* BEGIN *
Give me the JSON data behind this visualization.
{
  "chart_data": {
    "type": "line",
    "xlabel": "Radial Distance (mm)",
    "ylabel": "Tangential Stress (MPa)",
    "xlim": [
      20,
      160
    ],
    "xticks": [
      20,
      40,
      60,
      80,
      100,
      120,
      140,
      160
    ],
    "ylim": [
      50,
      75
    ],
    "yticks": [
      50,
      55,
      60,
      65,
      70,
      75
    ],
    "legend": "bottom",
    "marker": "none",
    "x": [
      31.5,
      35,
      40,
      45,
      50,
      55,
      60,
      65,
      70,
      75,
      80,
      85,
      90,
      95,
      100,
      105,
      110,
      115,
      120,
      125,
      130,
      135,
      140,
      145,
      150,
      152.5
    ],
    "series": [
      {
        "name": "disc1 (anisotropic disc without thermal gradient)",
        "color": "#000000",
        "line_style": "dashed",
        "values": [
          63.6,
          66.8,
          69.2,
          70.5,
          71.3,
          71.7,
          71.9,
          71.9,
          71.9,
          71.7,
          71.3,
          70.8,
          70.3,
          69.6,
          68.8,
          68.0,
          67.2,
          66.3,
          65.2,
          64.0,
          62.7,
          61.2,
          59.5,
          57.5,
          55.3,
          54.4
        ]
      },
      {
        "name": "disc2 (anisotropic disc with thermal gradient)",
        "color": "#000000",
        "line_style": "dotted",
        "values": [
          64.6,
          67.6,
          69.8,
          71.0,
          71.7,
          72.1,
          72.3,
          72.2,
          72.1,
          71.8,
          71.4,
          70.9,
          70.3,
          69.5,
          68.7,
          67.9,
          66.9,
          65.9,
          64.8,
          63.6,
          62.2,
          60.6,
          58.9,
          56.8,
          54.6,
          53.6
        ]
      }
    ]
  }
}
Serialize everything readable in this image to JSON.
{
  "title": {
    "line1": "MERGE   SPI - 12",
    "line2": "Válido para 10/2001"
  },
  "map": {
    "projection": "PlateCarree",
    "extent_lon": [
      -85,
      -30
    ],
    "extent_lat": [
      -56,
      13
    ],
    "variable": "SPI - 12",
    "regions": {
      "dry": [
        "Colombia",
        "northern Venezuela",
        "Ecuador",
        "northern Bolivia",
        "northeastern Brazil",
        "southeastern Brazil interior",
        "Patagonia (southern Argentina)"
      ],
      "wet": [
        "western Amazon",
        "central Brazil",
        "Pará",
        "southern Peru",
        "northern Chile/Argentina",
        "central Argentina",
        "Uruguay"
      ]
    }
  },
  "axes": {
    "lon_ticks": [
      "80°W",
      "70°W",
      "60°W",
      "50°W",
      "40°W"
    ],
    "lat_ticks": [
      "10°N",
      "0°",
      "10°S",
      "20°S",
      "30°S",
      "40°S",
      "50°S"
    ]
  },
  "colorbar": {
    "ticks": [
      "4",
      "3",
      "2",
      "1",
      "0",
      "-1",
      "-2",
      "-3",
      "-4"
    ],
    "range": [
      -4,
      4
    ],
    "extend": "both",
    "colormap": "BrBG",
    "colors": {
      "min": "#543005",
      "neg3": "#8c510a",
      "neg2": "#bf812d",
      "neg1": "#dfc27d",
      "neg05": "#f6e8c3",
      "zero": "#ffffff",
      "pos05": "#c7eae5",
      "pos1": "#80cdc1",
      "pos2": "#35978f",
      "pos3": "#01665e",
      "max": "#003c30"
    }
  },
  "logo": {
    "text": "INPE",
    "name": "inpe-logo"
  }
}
* END *
▸ What is asked
Each line of the material above either contains the word "gradient" or does not; state how many do, and nothing else.

▸ Answer to the problem
2